= Your goal =
Put the lines into a numbered list, starting at the line containing "annotation-text: 「テキスト」を共通サイドバーに ドラッグ&ドロップ" and going up to and including the line containing "annotation-overlay (86, 341, 512, 513)". Leave out any blank lines.

= Element and coordinate records =

━━━━

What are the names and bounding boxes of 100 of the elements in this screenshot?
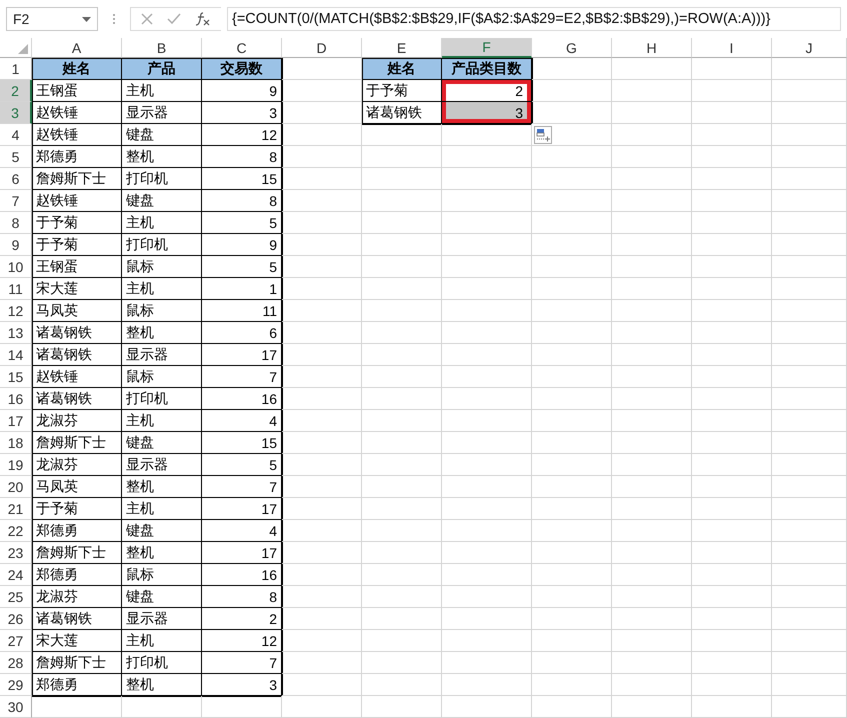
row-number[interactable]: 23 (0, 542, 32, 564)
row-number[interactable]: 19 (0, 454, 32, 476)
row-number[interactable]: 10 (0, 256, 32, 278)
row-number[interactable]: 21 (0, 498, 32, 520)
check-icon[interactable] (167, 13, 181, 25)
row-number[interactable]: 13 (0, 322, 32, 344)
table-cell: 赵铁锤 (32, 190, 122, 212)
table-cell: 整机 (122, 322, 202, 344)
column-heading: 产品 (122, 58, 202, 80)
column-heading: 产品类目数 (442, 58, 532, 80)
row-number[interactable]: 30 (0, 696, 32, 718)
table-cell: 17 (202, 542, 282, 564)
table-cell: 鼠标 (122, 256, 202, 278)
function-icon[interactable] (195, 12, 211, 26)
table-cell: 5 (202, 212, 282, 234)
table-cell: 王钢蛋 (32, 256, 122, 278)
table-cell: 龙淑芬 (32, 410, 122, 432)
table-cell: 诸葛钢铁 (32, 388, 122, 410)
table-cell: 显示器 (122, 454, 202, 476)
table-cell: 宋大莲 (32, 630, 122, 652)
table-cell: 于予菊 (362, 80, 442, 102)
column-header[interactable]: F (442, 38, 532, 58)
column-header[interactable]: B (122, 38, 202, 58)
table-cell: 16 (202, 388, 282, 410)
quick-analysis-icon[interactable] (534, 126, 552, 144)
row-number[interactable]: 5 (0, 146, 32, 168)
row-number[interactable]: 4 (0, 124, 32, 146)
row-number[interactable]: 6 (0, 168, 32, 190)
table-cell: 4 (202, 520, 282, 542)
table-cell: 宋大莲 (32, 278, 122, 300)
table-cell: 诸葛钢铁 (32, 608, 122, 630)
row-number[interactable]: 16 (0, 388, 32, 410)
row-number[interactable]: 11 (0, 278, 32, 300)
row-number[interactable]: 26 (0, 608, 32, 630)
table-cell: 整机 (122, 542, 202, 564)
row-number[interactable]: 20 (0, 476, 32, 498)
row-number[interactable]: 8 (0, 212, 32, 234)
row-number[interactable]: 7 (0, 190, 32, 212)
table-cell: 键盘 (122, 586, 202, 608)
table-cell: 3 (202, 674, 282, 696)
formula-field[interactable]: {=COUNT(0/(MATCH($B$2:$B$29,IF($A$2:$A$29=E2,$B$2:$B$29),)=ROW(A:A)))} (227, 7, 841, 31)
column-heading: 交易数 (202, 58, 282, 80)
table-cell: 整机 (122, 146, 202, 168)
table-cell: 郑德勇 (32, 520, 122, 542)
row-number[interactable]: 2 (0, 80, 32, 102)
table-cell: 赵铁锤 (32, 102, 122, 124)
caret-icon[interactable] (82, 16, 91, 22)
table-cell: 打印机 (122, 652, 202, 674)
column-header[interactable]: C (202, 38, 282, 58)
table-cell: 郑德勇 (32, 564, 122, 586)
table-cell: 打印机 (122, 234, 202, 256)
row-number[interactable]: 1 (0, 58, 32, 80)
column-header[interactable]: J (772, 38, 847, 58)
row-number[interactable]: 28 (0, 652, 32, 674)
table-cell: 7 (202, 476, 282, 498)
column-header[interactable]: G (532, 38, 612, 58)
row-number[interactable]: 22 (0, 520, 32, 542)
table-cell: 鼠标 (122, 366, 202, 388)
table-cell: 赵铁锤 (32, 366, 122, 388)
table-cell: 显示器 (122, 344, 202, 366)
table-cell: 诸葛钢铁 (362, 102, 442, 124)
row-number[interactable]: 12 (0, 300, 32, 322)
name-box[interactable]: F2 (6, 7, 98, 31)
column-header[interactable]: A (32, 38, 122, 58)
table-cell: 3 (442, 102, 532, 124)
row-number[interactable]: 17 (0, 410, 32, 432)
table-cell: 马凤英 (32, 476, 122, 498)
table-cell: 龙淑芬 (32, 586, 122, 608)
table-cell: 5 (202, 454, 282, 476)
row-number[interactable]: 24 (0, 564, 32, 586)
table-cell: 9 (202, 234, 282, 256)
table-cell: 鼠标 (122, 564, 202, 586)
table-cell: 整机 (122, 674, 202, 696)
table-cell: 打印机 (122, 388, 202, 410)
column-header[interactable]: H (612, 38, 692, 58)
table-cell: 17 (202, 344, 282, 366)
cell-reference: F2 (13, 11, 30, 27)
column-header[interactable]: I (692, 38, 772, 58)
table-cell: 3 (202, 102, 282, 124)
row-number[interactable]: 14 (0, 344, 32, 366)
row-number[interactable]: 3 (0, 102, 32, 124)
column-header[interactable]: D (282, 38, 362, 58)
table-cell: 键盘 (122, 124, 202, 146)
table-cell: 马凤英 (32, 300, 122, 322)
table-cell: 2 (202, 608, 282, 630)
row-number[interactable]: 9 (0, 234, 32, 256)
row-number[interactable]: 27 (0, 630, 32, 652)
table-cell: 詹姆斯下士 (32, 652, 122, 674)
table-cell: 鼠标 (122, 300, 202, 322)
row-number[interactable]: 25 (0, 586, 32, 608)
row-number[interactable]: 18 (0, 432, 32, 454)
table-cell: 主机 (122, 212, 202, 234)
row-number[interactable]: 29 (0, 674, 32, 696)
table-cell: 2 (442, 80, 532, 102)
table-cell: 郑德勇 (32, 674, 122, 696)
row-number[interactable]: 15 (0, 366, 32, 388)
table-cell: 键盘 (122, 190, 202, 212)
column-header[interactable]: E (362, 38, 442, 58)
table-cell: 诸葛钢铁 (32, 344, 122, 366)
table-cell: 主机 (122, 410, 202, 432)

━━━━

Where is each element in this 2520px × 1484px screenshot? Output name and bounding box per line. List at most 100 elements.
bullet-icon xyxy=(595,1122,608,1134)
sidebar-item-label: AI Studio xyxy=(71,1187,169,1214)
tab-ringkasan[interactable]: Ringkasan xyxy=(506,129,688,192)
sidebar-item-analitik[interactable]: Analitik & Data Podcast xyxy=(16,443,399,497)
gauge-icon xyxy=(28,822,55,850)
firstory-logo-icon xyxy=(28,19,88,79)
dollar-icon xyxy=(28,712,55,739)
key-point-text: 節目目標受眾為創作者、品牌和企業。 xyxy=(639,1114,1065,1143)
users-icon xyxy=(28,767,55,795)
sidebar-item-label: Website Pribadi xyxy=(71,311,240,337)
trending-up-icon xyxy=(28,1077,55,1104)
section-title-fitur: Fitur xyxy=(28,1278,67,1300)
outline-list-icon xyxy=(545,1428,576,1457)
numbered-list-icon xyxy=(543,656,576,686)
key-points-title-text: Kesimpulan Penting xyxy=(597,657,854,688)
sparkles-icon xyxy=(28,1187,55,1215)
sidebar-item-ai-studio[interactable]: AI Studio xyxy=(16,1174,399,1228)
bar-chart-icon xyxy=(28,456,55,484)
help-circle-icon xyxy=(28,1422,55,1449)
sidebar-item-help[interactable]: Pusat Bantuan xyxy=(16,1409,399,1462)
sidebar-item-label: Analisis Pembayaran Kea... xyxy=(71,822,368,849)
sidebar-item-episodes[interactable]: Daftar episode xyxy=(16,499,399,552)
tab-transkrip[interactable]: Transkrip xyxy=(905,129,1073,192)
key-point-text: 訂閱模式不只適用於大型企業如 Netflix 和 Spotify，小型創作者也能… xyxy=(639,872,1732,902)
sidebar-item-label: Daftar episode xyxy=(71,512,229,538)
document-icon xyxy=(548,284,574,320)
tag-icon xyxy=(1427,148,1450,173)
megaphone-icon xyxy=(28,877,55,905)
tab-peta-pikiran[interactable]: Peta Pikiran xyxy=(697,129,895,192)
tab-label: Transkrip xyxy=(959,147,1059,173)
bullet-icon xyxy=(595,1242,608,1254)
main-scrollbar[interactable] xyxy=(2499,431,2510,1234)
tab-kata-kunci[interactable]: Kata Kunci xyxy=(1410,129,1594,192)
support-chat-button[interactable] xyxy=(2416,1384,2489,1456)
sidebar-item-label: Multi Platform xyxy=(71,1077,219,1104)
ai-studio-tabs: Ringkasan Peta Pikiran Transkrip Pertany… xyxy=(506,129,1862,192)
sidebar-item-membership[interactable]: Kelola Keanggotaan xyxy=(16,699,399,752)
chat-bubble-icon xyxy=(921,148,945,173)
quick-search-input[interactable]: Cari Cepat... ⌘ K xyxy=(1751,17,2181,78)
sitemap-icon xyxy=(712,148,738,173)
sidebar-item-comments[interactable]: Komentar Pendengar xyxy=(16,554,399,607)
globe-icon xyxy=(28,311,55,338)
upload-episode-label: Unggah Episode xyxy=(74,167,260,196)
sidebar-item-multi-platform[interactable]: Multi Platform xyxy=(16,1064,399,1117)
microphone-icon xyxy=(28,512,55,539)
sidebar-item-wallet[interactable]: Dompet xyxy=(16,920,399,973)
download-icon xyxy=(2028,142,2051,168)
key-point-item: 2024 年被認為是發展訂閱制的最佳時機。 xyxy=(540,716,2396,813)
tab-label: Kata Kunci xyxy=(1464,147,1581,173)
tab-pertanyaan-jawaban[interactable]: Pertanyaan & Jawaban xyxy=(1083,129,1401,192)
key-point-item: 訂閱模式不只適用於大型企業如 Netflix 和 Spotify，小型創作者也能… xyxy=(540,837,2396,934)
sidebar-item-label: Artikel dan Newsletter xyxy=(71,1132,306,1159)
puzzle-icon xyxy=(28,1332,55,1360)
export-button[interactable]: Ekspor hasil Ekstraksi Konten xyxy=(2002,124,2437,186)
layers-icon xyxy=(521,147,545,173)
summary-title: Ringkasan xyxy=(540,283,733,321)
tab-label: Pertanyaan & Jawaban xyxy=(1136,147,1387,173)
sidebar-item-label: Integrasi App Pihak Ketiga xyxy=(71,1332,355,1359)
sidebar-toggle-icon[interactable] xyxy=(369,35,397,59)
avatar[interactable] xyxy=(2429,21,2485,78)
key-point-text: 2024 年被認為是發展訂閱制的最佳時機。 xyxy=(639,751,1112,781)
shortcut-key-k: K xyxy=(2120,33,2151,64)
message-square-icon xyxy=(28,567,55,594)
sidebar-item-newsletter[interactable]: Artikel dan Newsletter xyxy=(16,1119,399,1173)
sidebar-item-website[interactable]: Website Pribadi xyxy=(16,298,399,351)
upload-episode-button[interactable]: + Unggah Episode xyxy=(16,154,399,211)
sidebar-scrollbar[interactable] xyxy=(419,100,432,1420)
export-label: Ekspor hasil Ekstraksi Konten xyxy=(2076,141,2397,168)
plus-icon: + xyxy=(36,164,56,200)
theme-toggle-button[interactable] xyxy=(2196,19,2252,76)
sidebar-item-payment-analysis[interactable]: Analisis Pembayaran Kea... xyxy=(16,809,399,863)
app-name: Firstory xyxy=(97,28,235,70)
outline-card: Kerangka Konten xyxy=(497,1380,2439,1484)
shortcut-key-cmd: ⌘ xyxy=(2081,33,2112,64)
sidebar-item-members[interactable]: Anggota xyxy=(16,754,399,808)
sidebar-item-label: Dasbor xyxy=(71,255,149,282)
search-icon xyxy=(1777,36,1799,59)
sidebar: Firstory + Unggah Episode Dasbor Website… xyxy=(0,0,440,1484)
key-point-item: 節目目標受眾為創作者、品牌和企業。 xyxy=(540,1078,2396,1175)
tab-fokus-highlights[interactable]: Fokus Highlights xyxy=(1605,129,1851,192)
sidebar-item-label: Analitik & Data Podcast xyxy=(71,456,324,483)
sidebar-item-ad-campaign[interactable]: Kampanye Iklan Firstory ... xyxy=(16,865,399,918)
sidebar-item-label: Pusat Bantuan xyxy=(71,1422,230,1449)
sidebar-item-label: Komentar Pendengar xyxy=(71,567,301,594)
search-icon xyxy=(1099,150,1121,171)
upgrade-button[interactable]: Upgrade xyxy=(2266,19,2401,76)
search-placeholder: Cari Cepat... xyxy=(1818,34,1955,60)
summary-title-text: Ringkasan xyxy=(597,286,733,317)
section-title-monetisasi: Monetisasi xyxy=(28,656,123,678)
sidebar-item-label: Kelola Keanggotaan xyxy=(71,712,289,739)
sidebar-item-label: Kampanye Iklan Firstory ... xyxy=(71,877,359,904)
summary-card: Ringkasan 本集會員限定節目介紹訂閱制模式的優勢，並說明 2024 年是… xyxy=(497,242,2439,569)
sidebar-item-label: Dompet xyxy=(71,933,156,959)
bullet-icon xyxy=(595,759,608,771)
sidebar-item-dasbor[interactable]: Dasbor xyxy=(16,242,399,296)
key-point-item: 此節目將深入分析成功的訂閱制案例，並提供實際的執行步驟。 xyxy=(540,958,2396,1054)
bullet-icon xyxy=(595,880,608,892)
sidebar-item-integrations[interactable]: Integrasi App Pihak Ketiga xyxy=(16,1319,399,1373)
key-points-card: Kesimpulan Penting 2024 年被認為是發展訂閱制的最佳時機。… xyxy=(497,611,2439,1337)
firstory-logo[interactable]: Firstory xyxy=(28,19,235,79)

━━━━

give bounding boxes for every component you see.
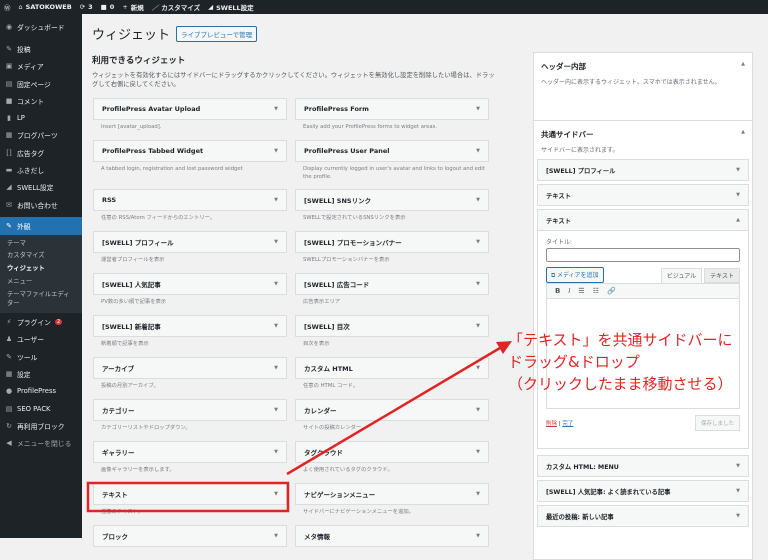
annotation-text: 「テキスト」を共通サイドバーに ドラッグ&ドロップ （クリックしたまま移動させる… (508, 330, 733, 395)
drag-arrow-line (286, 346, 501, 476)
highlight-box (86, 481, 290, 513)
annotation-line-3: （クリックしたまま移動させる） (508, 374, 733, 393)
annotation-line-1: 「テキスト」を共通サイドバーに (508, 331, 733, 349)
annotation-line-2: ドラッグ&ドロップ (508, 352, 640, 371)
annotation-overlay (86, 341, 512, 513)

━━━━

= Expected output =
1. annotation-text: 「テキスト」を共通サイドバーに ドラッグ&ドロップ （クリックしたまま移動させる… (508, 330, 733, 395)
2. drag-arrow-line (286, 346, 501, 476)
3. highlight-box (86, 481, 290, 513)
4. annotation-line-3: （クリックしたまま移動させる） (508, 374, 733, 393)
5. annotation-line-1: 「テキスト」を共通サイドバーに (508, 331, 733, 349)
6. annotation-line-2: ドラッグ&ドロップ (508, 352, 640, 371)
7. annotation-overlay (86, 341, 512, 513)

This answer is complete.